## Task material
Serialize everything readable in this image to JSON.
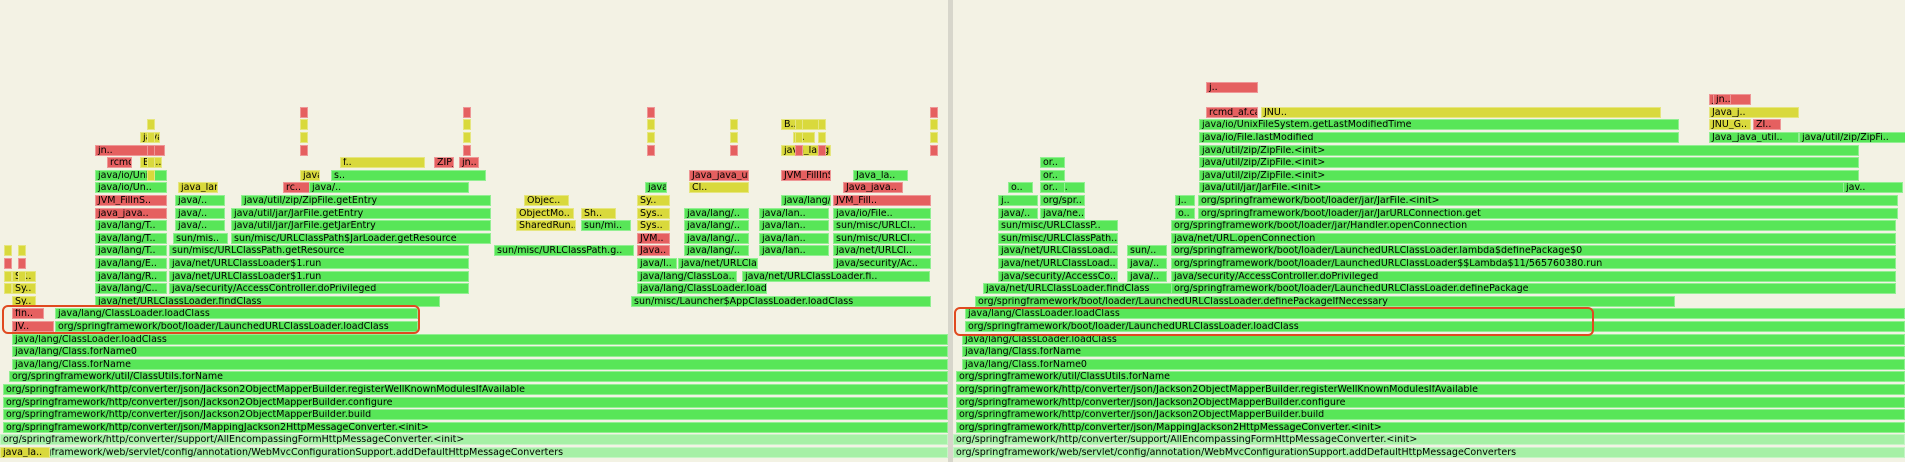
{
  "colors": {
    "background": "#f3f2e4",
    "green": "#58e658",
    "yellow": "#d9d93c",
    "red": "#e56060",
    "light": "#a6f0a6",
    "highlight": "#e04a20"
  },
  "left": {
    "frames": [
      {
        "label": "org/springframework/web/servlet/config/annotation/WebMvcConfigurationSupport.addDefaultHttpMessageConverters",
        "c": "light"
      },
      {
        "label": "org/springframework/http/converter/support/AllEncompassingFormHttpMessageConverter.<init>",
        "c": "light"
      },
      {
        "label": "org/springframework/http/converter/json/MappingJackson2HttpMessageConverter.<init>",
        "c": "green"
      },
      {
        "label": "org/springframework/http/converter/json/Jackson2ObjectMapperBuilder.build",
        "c": "green"
      },
      {
        "label": "org/springframework/http/converter/json/Jackson2ObjectMapperBuilder.configure",
        "c": "green"
      },
      {
        "label": "org/springframework/http/converter/json/Jackson2ObjectMapperBuilder.registerWellKnownModulesIfAvailable",
        "c": "green"
      },
      {
        "label": "org/springframework/util/ClassUtils.forName",
        "c": "green"
      },
      {
        "label": "java/lang/Class.forName",
        "c": "green"
      },
      {
        "label": "java/lang/Class.forName0",
        "c": "green"
      },
      {
        "label": "java/lang/ClassLoader.loadClass",
        "c": "green"
      },
      {
        "label": "JV..",
        "c": "red"
      },
      {
        "label": "org/springframework/boot/loader/LaunchedURLClassLoader.loadClass",
        "c": "green"
      },
      {
        "label": "fin..",
        "c": "red"
      },
      {
        "label": "java/lang/ClassLoader.loadClass",
        "c": "green"
      },
      {
        "label": "Sy..",
        "c": "yellow"
      },
      {
        "label": "java/net/URLClassLoader.findClass",
        "c": "green"
      },
      {
        "label": "sun/misc/Launcher$AppClassLoader.loadClass",
        "c": "green"
      },
      {
        "label": "Sy..",
        "c": "yellow"
      },
      {
        "label": "java/lang/C..",
        "c": "green"
      },
      {
        "label": "java/security/AccessController.doPrivileged",
        "c": "green"
      },
      {
        "label": "java/lang/ClassLoader.loadClass",
        "c": "green"
      },
      {
        "label": "Sy..",
        "c": "yellow"
      },
      {
        "label": "java/lang/R..",
        "c": "green"
      },
      {
        "label": "java/net/URLClassLoader$1.run",
        "c": "green"
      },
      {
        "label": "java/lang/ClassLoa..",
        "c": "green"
      },
      {
        "label": "java/net/URLClassLoader.fi..",
        "c": "green"
      },
      {
        "label": "java/lang/E..",
        "c": "green"
      },
      {
        "label": "java/net/URLClassLoader$1.run",
        "c": "green"
      },
      {
        "label": "java/l..",
        "c": "green"
      },
      {
        "label": "java/net/URLCla..",
        "c": "green"
      },
      {
        "label": "java/security/Ac..",
        "c": "green"
      },
      {
        "label": "java/lang/T..",
        "c": "green"
      },
      {
        "label": "sun/misc/URLClassPath.getResource",
        "c": "green"
      },
      {
        "label": "sun/misc/URLClassPath.g..",
        "c": "green"
      },
      {
        "label": "Java..",
        "c": "red"
      },
      {
        "label": "java/lang/..",
        "c": "green"
      },
      {
        "label": "java/lan..",
        "c": "green"
      },
      {
        "label": "java/net/URLCl..",
        "c": "green"
      },
      {
        "label": "java/lang/T..",
        "c": "green"
      },
      {
        "label": "sun/mis..",
        "c": "green"
      },
      {
        "label": "sun/misc/URLClassPath$JarLoader.getResource",
        "c": "green"
      },
      {
        "label": "JVM..",
        "c": "red"
      },
      {
        "label": "java/lang/..",
        "c": "green"
      },
      {
        "label": "java/lan..",
        "c": "green"
      },
      {
        "label": "sun/misc/URLCl..",
        "c": "green"
      },
      {
        "label": "java/lang/T..",
        "c": "green"
      },
      {
        "label": "java/..",
        "c": "green"
      },
      {
        "label": "java/util/jar/JarFile.getJarEntry",
        "c": "green"
      },
      {
        "label": "SharedRun..",
        "c": "yellow"
      },
      {
        "label": "sun/mi..",
        "c": "green"
      },
      {
        "label": "Sys..",
        "c": "yellow"
      },
      {
        "label": "java/lang/..",
        "c": "green"
      },
      {
        "label": "java/lan..",
        "c": "green"
      },
      {
        "label": "sun/misc/URLCl..",
        "c": "green"
      },
      {
        "label": "java_java..",
        "c": "red"
      },
      {
        "label": "java/..",
        "c": "green"
      },
      {
        "label": "java/util/jar/JarFile.getEntry",
        "c": "green"
      },
      {
        "label": "ObjectMo..",
        "c": "yellow"
      },
      {
        "label": "Sh..",
        "c": "yellow"
      },
      {
        "label": "Sys..",
        "c": "yellow"
      },
      {
        "label": "java/lang/..",
        "c": "green"
      },
      {
        "label": "java/lan..",
        "c": "green"
      },
      {
        "label": "java/io/File..",
        "c": "green"
      },
      {
        "label": "JVM_FillnS..",
        "c": "red"
      },
      {
        "label": "java/..",
        "c": "green"
      },
      {
        "label": "java/util/zip/ZipFile.getEntry",
        "c": "green"
      },
      {
        "label": "Objec..",
        "c": "yellow"
      },
      {
        "label": "Sy..",
        "c": "yellow"
      },
      {
        "label": "java/lang/..",
        "c": "green"
      },
      {
        "label": "JVM_Fill..",
        "c": "red"
      },
      {
        "label": "java/io/Un..",
        "c": "green"
      },
      {
        "label": "java_lang..",
        "c": "yellow"
      },
      {
        "label": "rc..",
        "c": "red"
      },
      {
        "label": "java/..",
        "c": "green"
      },
      {
        "label": "java/util/zip/ZipFile.getEntry",
        "c": "green"
      },
      {
        "label": "Cl..",
        "c": "yellow"
      },
      {
        "label": "Java_java..",
        "c": "red"
      },
      {
        "label": "java/io/Uni..",
        "c": "green"
      },
      {
        "label": "java_lang..",
        "c": "yellow"
      },
      {
        "label": "s..",
        "c": "green"
      },
      {
        "label": "Java_java_util_zip_ZipFile_g..",
        "c": "red"
      },
      {
        "label": "JVM_FillInS..",
        "c": "red"
      },
      {
        "label": "Java_la..",
        "c": "green"
      },
      {
        "label": "rcmd_af..",
        "c": "red"
      },
      {
        "label": "Ba..",
        "c": "yellow"
      },
      {
        "label": "f..",
        "c": "yellow"
      },
      {
        "label": "ZIP_GetEntry2",
        "c": "red"
      },
      {
        "label": "jn..",
        "c": "red"
      },
      {
        "label": "jn..",
        "c": "red"
      },
      {
        "label": "java_lang..",
        "c": "yellow"
      },
      {
        "label": "java_la..",
        "c": "yellow"
      },
      {
        "label": "f..",
        "c": "yellow"
      },
      {
        "label": "B..",
        "c": "yellow"
      },
      {
        "label": "java_la..",
        "c": "yellow"
      }
    ],
    "highlight_label": "left-highlight"
  },
  "right": {
    "frames": [
      {
        "label": "org/springframework/web/servlet/config/annotation/WebMvcConfigurationSupport.addDefaultHttpMessageConverters",
        "c": "light"
      },
      {
        "label": "org/springframework/http/converter/support/AllEncompassingFormHttpMessageConverter.<init>",
        "c": "light"
      },
      {
        "label": "org/springframework/http/converter/json/MappingJackson2HttpMessageConverter.<init>",
        "c": "green"
      },
      {
        "label": "org/springframework/http/converter/json/Jackson2ObjectMapperBuilder.build",
        "c": "green"
      },
      {
        "label": "org/springframework/http/converter/json/Jackson2ObjectMapperBuilder.configure",
        "c": "green"
      },
      {
        "label": "org/springframework/http/converter/json/Jackson2ObjectMapperBuilder.registerWellKnownModulesIfAvailable",
        "c": "green"
      },
      {
        "label": "org/springframework/util/ClassUtils.forName",
        "c": "green"
      },
      {
        "label": "java/lang/Class.forName0",
        "c": "green"
      },
      {
        "label": "java/lang/Class.forName",
        "c": "green"
      },
      {
        "label": "java/lang/ClassLoader.loadClass",
        "c": "green"
      },
      {
        "label": "org/springframework/boot/loader/LaunchedURLClassLoader.loadClass",
        "c": "green"
      },
      {
        "label": "java/lang/ClassLoader.loadClass",
        "c": "green"
      },
      {
        "label": "org/springframework/boot/loader/LaunchedURLClassLoader.definePackageIfNecessary",
        "c": "green"
      },
      {
        "label": "java/net/URLClassLoader.findClass",
        "c": "green"
      },
      {
        "label": "org/springframework/boot/loader/LaunchedURLClassLoader.definePackage",
        "c": "green"
      },
      {
        "label": "java/security/AccessCo..",
        "c": "green"
      },
      {
        "label": "java/..",
        "c": "green"
      },
      {
        "label": "java/security/AccessController.doPrivileged",
        "c": "green"
      },
      {
        "label": "java/net/URLClassLoad..",
        "c": "green"
      },
      {
        "label": "java/..",
        "c": "green"
      },
      {
        "label": "org/springframework/boot/loader/LaunchedURLClassLoader$$Lambda$11/565760380.run",
        "c": "green"
      },
      {
        "label": "java/net/URLClassLoad..",
        "c": "green"
      },
      {
        "label": "sun/..",
        "c": "green"
      },
      {
        "label": "org/springframework/boot/loader/LaunchedURLClassLoader.lambda$definePackage$0",
        "c": "green"
      },
      {
        "label": "sun/misc/URLClassPath..",
        "c": "green"
      },
      {
        "label": "java/net/URL.openConnection",
        "c": "green"
      },
      {
        "label": "sun/misc/URLClassP..",
        "c": "green"
      },
      {
        "label": "org/springframework/boot/loader/jar/Handler.openConnection",
        "c": "green"
      },
      {
        "label": "java/..",
        "c": "green"
      },
      {
        "label": "java/ne..",
        "c": "green"
      },
      {
        "label": "o..",
        "c": "green"
      },
      {
        "label": "org/springframework/boot/loader/jar/JarURLConnection.get",
        "c": "green"
      },
      {
        "label": "j..",
        "c": "green"
      },
      {
        "label": "org/spr..",
        "c": "green"
      },
      {
        "label": "j..",
        "c": "green"
      },
      {
        "label": "org/springframework/boot/loader/jar/JarFile.<init>",
        "c": "green"
      },
      {
        "label": "org/..",
        "c": "green"
      },
      {
        "label": "o..",
        "c": "green"
      },
      {
        "label": "or..",
        "c": "green"
      },
      {
        "label": "java/util/jar/JarFile.<init>",
        "c": "green"
      },
      {
        "label": "java/..",
        "c": "green"
      },
      {
        "label": "or..",
        "c": "green"
      },
      {
        "label": "java/util/zip/ZipFile.<init>",
        "c": "green"
      },
      {
        "label": "java/..",
        "c": "green"
      },
      {
        "label": "or..",
        "c": "green"
      },
      {
        "label": "java/util/zip/ZipFile.<init>",
        "c": "green"
      },
      {
        "label": "jav..",
        "c": "green"
      },
      {
        "label": "java/util/zip/ZipFile.<init>",
        "c": "green"
      },
      {
        "label": "java/io/File.lastModified",
        "c": "green"
      },
      {
        "label": "Java_java_util..",
        "c": "green"
      },
      {
        "label": "java/util/zip/ZipFi..",
        "c": "green"
      },
      {
        "label": "java/io/UnixFileSystem.getLastModifiedTime",
        "c": "green"
      },
      {
        "label": "JNU_G..",
        "c": "yellow"
      },
      {
        "label": "ZI..",
        "c": "red"
      },
      {
        "label": "Java_j..",
        "c": "yellow"
      },
      {
        "label": "rcmd_af.canonnamebuf",
        "c": "red"
      },
      {
        "label": "JNU..",
        "c": "yellow"
      },
      {
        "label": "jn..",
        "c": "red"
      },
      {
        "label": "jn..",
        "c": "red"
      },
      {
        "label": "j..",
        "c": "red"
      }
    ],
    "highlight_label": "right-highlight"
  }
}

## Problem description
Copy each line of the entries that includes the word "misc".

## Written response
        "label": "sun/misc/Launcher$AppClassLoader.loadClass",
        "label": "sun/misc/URLClassPath.getResource",
        "label": "sun/misc/URLClassPath.g..",
        "label": "sun/misc/URLClassPath$JarLoader.getResource",
        "label": "sun/misc/URLCl..",
        "label": "sun/misc/URLCl..",
        "label": "sun/misc/URLClassPath..",
        "label": "sun/misc/URLClassP..",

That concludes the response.